**Collected data**
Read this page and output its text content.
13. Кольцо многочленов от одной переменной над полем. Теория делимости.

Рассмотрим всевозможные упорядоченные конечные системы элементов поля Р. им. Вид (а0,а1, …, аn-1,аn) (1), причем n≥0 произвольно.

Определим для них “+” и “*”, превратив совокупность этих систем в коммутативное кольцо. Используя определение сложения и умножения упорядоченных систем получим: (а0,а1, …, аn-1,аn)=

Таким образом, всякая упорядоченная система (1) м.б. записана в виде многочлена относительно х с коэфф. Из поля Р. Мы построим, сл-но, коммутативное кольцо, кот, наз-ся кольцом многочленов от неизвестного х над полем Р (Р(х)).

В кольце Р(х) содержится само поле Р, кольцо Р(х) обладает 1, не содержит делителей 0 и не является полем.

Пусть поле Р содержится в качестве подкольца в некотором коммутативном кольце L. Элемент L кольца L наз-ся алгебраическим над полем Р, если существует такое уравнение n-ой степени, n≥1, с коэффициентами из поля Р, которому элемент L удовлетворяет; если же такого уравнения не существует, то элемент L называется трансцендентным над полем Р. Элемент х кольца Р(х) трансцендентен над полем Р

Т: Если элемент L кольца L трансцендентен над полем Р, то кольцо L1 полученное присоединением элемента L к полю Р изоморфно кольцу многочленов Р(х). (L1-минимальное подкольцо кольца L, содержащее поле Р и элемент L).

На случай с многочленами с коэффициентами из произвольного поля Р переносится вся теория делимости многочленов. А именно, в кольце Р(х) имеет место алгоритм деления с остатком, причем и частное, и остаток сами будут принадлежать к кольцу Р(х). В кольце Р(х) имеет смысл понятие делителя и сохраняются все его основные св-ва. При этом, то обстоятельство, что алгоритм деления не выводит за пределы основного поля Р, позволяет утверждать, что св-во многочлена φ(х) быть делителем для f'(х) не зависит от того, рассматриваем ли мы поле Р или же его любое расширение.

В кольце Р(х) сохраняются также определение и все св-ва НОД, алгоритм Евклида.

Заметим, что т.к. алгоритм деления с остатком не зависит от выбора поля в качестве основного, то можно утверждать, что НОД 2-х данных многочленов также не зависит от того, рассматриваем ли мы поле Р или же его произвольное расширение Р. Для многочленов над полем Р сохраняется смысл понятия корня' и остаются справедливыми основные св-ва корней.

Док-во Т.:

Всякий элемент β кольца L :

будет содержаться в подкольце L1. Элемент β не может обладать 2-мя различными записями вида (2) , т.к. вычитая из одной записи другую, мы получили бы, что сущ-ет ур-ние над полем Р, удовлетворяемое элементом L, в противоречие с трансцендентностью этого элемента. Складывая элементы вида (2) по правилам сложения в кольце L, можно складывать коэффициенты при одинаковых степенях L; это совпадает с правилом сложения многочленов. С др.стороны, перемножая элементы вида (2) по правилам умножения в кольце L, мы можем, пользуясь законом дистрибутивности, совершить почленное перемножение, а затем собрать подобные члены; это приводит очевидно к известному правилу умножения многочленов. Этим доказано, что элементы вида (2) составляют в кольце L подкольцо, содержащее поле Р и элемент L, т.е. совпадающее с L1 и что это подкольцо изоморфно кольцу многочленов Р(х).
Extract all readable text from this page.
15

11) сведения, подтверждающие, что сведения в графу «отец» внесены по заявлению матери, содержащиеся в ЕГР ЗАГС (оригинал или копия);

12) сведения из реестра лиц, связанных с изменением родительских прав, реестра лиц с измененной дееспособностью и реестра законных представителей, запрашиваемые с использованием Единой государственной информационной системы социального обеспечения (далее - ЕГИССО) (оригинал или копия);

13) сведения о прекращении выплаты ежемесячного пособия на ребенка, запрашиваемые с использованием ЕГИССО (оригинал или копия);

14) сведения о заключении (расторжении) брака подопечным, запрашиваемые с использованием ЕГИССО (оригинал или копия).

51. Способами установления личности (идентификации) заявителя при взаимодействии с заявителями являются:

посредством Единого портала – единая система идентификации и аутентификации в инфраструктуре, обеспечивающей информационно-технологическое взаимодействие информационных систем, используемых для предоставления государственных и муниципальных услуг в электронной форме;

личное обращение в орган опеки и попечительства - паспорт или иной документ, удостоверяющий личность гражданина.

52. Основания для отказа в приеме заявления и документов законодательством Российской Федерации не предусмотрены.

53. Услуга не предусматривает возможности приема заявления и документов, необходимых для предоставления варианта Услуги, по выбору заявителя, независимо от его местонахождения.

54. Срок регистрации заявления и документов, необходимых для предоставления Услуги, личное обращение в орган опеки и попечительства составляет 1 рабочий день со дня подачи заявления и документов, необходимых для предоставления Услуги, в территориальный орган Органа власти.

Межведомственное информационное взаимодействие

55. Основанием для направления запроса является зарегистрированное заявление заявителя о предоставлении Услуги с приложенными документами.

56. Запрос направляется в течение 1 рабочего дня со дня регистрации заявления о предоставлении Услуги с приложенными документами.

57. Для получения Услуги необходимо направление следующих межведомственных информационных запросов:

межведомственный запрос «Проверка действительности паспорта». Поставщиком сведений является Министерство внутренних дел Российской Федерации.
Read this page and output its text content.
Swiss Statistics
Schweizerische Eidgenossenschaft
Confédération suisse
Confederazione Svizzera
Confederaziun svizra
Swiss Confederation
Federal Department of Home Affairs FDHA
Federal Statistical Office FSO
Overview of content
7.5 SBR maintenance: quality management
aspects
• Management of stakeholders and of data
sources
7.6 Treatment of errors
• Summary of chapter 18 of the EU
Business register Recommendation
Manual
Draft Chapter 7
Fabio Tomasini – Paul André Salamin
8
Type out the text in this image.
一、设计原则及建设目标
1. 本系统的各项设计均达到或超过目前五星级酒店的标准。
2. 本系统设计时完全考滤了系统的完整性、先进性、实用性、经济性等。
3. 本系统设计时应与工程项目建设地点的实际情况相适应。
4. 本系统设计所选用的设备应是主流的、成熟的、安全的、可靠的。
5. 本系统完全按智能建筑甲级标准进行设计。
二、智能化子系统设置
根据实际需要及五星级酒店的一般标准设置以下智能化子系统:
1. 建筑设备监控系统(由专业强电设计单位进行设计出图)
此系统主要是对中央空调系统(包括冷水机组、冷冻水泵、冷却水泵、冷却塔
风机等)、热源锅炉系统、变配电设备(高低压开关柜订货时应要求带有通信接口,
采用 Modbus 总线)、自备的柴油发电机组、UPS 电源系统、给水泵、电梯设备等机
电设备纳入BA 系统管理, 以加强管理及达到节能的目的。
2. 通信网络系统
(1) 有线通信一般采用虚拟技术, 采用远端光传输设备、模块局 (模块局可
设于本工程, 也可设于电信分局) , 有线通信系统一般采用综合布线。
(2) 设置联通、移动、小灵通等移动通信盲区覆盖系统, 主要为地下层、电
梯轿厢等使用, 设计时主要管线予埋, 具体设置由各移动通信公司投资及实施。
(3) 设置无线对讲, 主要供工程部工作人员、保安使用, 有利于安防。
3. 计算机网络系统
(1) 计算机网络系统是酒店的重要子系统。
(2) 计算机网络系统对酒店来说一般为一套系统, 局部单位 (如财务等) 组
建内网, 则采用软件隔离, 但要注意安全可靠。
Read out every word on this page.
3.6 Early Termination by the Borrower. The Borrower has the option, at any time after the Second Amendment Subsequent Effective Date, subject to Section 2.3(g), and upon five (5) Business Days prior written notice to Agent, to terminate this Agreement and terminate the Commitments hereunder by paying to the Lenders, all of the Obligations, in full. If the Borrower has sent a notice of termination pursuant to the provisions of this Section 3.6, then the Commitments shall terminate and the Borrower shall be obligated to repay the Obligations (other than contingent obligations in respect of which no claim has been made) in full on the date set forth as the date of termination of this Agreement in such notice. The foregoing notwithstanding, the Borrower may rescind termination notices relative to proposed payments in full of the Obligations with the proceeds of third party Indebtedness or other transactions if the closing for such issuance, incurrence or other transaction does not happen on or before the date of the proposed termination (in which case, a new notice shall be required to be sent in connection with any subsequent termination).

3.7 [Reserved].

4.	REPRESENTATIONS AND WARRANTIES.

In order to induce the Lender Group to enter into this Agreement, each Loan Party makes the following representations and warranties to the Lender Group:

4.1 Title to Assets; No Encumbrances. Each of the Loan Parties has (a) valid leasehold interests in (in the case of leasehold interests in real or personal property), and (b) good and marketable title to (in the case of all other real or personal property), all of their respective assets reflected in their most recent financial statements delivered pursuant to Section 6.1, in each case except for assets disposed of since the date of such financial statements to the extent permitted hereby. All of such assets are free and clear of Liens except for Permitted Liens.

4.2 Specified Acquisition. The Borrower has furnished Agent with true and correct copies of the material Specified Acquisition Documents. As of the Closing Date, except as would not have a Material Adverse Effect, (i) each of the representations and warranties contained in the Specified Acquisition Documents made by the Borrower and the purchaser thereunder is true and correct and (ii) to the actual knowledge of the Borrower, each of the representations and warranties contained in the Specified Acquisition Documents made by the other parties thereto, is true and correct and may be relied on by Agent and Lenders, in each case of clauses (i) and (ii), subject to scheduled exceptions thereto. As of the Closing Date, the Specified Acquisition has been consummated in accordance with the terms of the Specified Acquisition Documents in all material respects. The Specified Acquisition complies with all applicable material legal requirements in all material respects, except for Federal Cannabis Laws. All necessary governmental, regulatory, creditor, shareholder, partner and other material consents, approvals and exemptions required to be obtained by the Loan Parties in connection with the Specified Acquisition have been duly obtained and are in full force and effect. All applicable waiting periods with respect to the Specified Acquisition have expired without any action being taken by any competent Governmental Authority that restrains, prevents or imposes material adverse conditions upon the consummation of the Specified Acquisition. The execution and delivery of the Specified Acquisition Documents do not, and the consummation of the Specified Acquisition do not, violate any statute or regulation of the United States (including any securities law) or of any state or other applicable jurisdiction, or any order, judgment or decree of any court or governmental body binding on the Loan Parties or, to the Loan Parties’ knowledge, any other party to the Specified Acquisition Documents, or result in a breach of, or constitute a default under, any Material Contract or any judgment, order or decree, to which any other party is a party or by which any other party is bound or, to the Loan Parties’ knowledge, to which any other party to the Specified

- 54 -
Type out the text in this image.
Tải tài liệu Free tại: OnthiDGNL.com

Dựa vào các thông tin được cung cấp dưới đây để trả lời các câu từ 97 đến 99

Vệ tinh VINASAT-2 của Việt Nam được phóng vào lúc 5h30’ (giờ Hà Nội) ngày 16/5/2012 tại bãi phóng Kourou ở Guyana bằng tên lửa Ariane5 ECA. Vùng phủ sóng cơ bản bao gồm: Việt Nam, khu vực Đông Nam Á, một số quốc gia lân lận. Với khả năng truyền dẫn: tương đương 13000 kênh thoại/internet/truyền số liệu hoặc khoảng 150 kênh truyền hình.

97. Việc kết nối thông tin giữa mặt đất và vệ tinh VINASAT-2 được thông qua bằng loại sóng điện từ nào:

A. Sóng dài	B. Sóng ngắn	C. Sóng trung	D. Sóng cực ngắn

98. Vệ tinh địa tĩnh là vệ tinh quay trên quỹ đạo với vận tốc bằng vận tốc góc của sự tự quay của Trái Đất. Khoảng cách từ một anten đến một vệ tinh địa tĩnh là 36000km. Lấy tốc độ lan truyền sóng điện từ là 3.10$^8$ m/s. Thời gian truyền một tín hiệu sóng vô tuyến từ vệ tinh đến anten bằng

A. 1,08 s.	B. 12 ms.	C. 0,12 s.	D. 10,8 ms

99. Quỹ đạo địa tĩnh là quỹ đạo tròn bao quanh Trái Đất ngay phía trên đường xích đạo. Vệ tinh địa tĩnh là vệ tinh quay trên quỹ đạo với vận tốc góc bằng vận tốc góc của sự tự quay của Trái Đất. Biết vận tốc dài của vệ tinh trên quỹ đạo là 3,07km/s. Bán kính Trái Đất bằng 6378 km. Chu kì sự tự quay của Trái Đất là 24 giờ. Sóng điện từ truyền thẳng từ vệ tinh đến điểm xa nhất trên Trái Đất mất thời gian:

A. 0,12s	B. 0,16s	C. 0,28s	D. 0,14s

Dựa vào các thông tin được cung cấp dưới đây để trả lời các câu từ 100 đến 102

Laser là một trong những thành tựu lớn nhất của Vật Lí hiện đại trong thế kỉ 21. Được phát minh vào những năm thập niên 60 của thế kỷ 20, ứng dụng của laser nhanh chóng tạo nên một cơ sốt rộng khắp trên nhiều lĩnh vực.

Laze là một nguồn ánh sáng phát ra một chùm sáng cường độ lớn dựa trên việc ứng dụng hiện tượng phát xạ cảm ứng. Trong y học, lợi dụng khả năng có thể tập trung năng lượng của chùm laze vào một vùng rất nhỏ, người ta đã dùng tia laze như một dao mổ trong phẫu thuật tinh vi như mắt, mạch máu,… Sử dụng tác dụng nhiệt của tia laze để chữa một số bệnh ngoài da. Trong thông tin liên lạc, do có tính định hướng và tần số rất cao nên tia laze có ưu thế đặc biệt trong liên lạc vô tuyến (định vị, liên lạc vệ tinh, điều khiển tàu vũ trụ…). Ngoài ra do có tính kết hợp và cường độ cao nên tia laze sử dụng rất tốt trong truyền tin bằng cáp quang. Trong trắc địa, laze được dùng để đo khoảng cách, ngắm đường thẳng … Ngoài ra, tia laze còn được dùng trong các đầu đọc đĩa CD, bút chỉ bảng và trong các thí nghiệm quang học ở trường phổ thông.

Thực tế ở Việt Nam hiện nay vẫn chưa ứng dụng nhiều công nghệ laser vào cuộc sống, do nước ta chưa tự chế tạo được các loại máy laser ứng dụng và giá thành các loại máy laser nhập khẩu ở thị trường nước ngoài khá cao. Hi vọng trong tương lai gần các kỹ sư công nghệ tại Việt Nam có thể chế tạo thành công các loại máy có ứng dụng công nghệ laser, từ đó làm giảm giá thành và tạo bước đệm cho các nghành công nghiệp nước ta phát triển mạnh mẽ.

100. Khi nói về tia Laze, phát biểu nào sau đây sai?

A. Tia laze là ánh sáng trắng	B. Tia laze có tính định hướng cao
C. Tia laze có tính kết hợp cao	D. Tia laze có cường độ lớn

**What is being asked**
Each line that holds the word "система" is to be copied.

**Written answer**
Таким образом, всякая упорядоченная система (1) м.б. записана в виде многочлена относительно х с коэфф. Из поля Р. Мы построим, сл-но, коммутативное кольцо, кот, наз-ся кольцом многочленов от неизвестного х над полем Р (Р(х)).
посредством Единого портала – единая система идентификации и аутентификации в инфраструктуре, обеспечивающей информационно-технологическое взаимодействие информационных систем, используемых для предоставления государственных и муниципальных услуг в электронной форме;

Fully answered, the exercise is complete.